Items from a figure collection
—————
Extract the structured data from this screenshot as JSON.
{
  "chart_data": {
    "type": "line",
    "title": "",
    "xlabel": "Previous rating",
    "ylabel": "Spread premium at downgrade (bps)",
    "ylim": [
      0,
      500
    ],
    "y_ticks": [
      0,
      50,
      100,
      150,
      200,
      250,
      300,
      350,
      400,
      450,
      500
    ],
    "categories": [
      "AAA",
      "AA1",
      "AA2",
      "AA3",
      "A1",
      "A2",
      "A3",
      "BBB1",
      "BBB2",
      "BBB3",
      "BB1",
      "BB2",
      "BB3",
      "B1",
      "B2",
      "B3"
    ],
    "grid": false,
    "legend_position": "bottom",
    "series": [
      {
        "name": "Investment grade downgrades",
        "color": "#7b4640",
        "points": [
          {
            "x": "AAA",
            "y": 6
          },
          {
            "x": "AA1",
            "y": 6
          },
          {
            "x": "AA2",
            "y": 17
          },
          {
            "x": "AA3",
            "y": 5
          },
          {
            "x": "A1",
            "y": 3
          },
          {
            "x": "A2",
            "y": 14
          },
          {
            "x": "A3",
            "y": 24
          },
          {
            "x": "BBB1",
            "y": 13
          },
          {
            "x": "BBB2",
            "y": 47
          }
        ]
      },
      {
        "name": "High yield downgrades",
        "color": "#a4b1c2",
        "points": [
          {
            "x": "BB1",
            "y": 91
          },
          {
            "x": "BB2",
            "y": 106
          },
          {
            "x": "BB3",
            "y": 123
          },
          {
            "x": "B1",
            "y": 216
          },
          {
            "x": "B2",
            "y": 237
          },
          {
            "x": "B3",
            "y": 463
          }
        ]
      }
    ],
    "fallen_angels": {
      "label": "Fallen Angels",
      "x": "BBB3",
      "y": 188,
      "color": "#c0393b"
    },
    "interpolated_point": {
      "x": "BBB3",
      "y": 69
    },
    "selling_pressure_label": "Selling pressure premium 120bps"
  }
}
—————
OBJECTIVE: Write out the data exactly as it stands.

ANSWER TO THE PROBLEM:
Extract the structured data from this screenshot as JSON.
{
  "chart_data": {
    "type": "line",
    "title": "",
    "xlabel": "Previous rating",
    "ylabel": "Spread premium at downgrade (bps)",
    "ylim": [
      0,
      500
    ],
    "y_ticks": [
      0,
      50,
      100,
      150,
      200,
      250,
      300,
      350,
      400,
      450,
      500
    ],
    "categories": [
      "AAA",
      "AA1",
      "AA2",
      "AA3",
      "A1",
      "A2",
      "A3",
      "BBB1",
      "BBB2",
      "BBB3",
      "BB1",
      "BB2",
      "BB3",
      "B1",
      "B2",
      "B3"
    ],
    "grid": false,
    "legend_position": "bottom",
    "series": [
      {
        "name": "Investment grade downgrades",
        "color": "#7b4640",
        "points": [
          {
            "x": "AAA",
            "y": 6
          },
          {
            "x": "AA1",
            "y": 6
          },
          {
            "x": "AA2",
            "y": 17
          },
          {
            "x": "AA3",
            "y": 5
          },
          {
            "x": "A1",
            "y": 3
          },
          {
            "x": "A2",
            "y": 14
          },
          {
            "x": "A3",
            "y": 24
          },
          {
            "x": "BBB1",
            "y": 13
          },
          {
            "x": "BBB2",
            "y": 47
          }
        ]
      },
      {
        "name": "High yield downgrades",
        "color": "#a4b1c2",
        "points": [
          {
            "x": "BB1",
            "y": 91
          },
          {
            "x": "BB2",
            "y": 106
          },
          {
            "x": "BB3",
            "y": 123
          },
          {
            "x": "B1",
            "y": 216
          },
          {
            "x": "B2",
            "y": 237
          },
          {
            "x": "B3",
            "y": 463
          }
        ]
      }
    ],
    "fallen_angels": {
      "label": "Fallen Angels",
      "x": "BBB3",
      "y": 188,
      "color": "#c0393b"
    },
    "interpolated_point": {
      "x": "BBB3",
      "y": 69
    },
    "selling_pressure_label": "Selling pressure premium 120bps"
  }
}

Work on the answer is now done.